§ **Required task**: Omit the pictures and return every entry exactly as written.

=-=-=

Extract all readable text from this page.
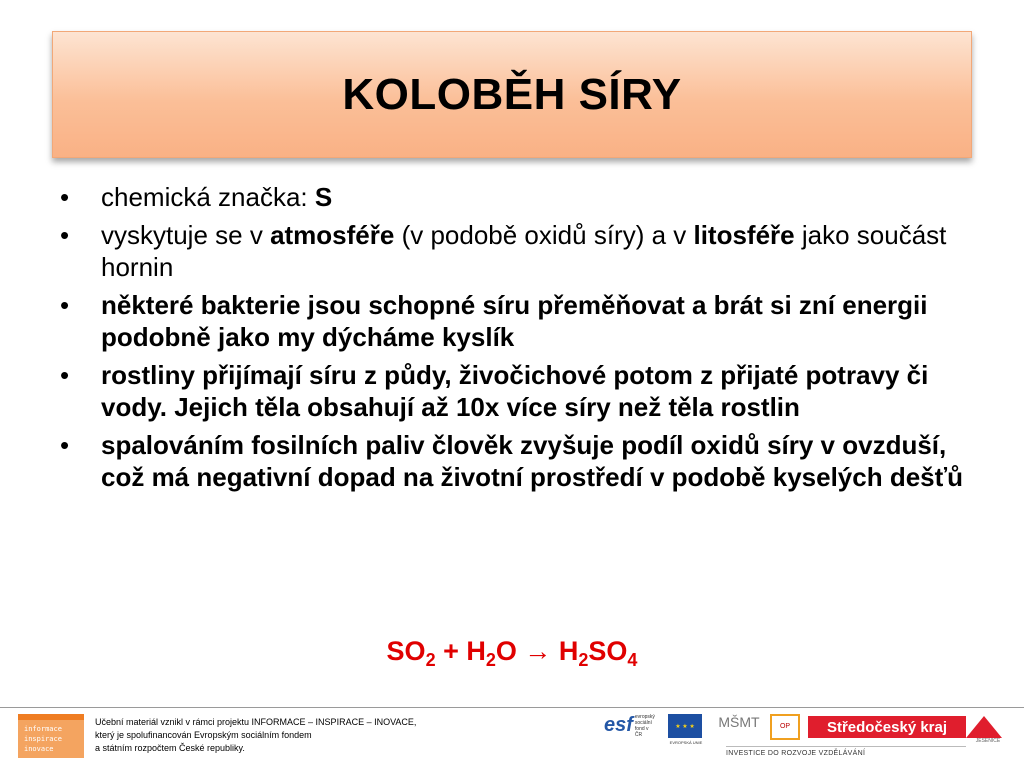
KOLOBĚH SÍRY
• chemická značka: S
• vyskytuje se v atmosféře (v podobě oxidů síry) a v litosféře jako součást hornin
• některé bakterie jsou schopné síru přeměňovat a brát si zní energii podobně jako my dýcháme kyslík
• rostliny přijímají síru z půdy, živočichové potom z přijaté potravy či vody. Jejich těla obsahují až 10x více síry než těla rostlin
• spalováním fosilních paliv člověk zvyšuje podíl oxidů síry v ovzduší, což má negativní dopad na životní prostředí v podobě kyselých dešťů
$SO_2 + H_2O \to H_2SO_4$
informace
inspirace
inovace
Učební materiál vznikl v rámci projektu INFORMACE – INSPIRACE – INOVACE,
který je spolufinancován Evropským sociálním fondem
a státním rozpočtem České republiky.
esf evropský sociální fond v ČR
★ ★ ★
EVROPSKÁ UNIE
MŠMT	OP	Středočeský kraj
JESENICE
INVESTICE DO ROZVOJE VZDĚLÁVÁNÍ
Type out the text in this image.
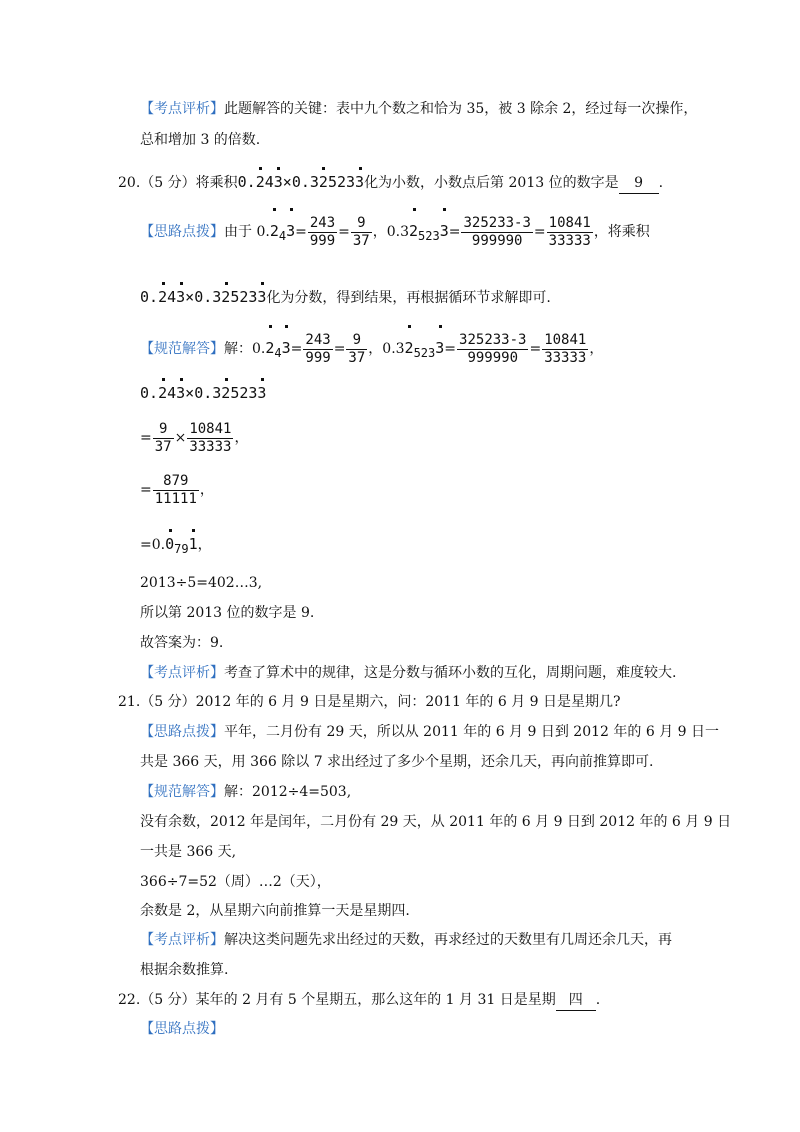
【考点评析】此题解答的关键：表中九个数之和恰为 35，被 3 除余 2，经过每一次操作，
总和增加 3 的倍数.
20.（5 分）将乘积0.243×0.325233化为小数，小数点后第 2013 位的数字是 9 .
【思路点拨】由于 $0.2_43= \frac{243}{999} = \frac{9}{37}$ ，$0.32_{523}3= \frac{325233-3}{999990} = \frac{10841}{33333}$ ，将乘积
0.243×0.325233化为分数，得到结果，再根据循环节求解即可.
【规范解答】解：$0.2_43= \frac{243}{999} = \frac{9}{37}$ ，$0.32_{523}3= \frac{325233-3}{999990} = \frac{10841}{33333}$ ，
0.243×0.325233
= $\frac{9}{37} \times \frac{10841}{33333}$ ，
= $\frac{879}{11111}$ ，
$=0.0_{79}1$，
2013÷5=402…3,
所以第 2013 位的数字是 9.
故答案为：9.
【考点评析】考查了算术中的规律，这是分数与循环小数的互化，周期问题，难度较大.
21.（5 分）2012 年的 6 月 9 日是星期六，问：2011 年的 6 月 9 日是星期几?
【思路点拨】平年，二月份有 29 天，所以从 2011 年的 6 月 9 日到 2012 年的 6 月 9 日一
共是 366 天，用 366 除以 7 求出经过了多少个星期，还余几天，再向前推算即可.
【规范解答】解：2012÷4=503,
没有余数，2012 年是闰年，二月份有 29 天，从 2011 年的 6 月 9 日到 2012 年的 6 月 9 日
一共是 366 天,
366÷7=52（周）…2（天），
余数是 2，从星期六向前推算一天是星期四.
【考点评析】解决这类问题先求出经过的天数，再求经过的天数里有几周还余几天，再
根据余数推算.
22.（5 分）某年的 2 月有 5 个星期五，那么这年的 1 月 31 日是星期 四 .
【思路点拨】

=-=-=

§ **Task solution**:
Extract all readable text from this page.
KOLOBĚH SÍRY
• chemická značka: S
• vyskytuje se v atmosféře (v podobě oxidů síry) a v litosféře jako součást hornin
• některé bakterie jsou schopné síru přeměňovat a brát si zní energii podobně jako my dýcháme kyslík
• rostliny přijímají síru z půdy, živočichové potom z přijaté potravy či vody. Jejich těla obsahují až 10x více síry než těla rostlin
• spalováním fosilních paliv člověk zvyšuje podíl oxidů síry v ovzduší, což má negativní dopad na životní prostředí v podobě kyselých dešťů
$SO_2 + H_2O \to H_2SO_4$
informace
inspirace
inovace
Učební materiál vznikl v rámci projektu INFORMACE – INSPIRACE – INOVACE,
který je spolufinancován Evropským sociálním fondem
a státním rozpočtem České republiky.
esf evropský sociální fond v ČR
★ ★ ★
EVROPSKÁ UNIE
MŠMT	OP	Středočeský kraj
JESENICE
INVESTICE DO ROZVOJE VZDĚLÁVÁNÍ
Type out the text in this image.
【考点评析】此题解答的关键：表中九个数之和恰为 35，被 3 除余 2，经过每一次操作，
总和增加 3 的倍数.
20.（5 分）将乘积0.243×0.325233化为小数，小数点后第 2013 位的数字是 9 .
【思路点拨】由于 $0.2_43= \frac{243}{999} = \frac{9}{37}$ ，$0.32_{523}3= \frac{325233-3}{999990} = \frac{10841}{33333}$ ，将乘积
0.243×0.325233化为分数，得到结果，再根据循环节求解即可.
【规范解答】解：$0.2_43= \frac{243}{999} = \frac{9}{37}$ ，$0.32_{523}3= \frac{325233-3}{999990} = \frac{10841}{33333}$ ，
0.243×0.325233
= $\frac{9}{37} \times \frac{10841}{33333}$ ，
= $\frac{879}{11111}$ ，
$=0.0_{79}1$，
2013÷5=402…3,
所以第 2013 位的数字是 9.
故答案为：9.
【考点评析】考查了算术中的规律，这是分数与循环小数的互化，周期问题，难度较大.
21.（5 分）2012 年的 6 月 9 日是星期六，问：2011 年的 6 月 9 日是星期几?
【思路点拨】平年，二月份有 29 天，所以从 2011 年的 6 月 9 日到 2012 年的 6 月 9 日一
共是 366 天，用 366 除以 7 求出经过了多少个星期，还余几天，再向前推算即可.
【规范解答】解：2012÷4=503,
没有余数，2012 年是闰年，二月份有 29 天，从 2011 年的 6 月 9 日到 2012 年的 6 月 9 日
一共是 366 天,
366÷7=52（周）…2（天），
余数是 2，从星期六向前推算一天是星期四.
【考点评析】解决这类问题先求出经过的天数，再求经过的天数里有几周还余几天，再
根据余数推算.
22.（5 分）某年的 2 月有 5 个星期五，那么这年的 1 月 31 日是星期 四 .
【思路点拨】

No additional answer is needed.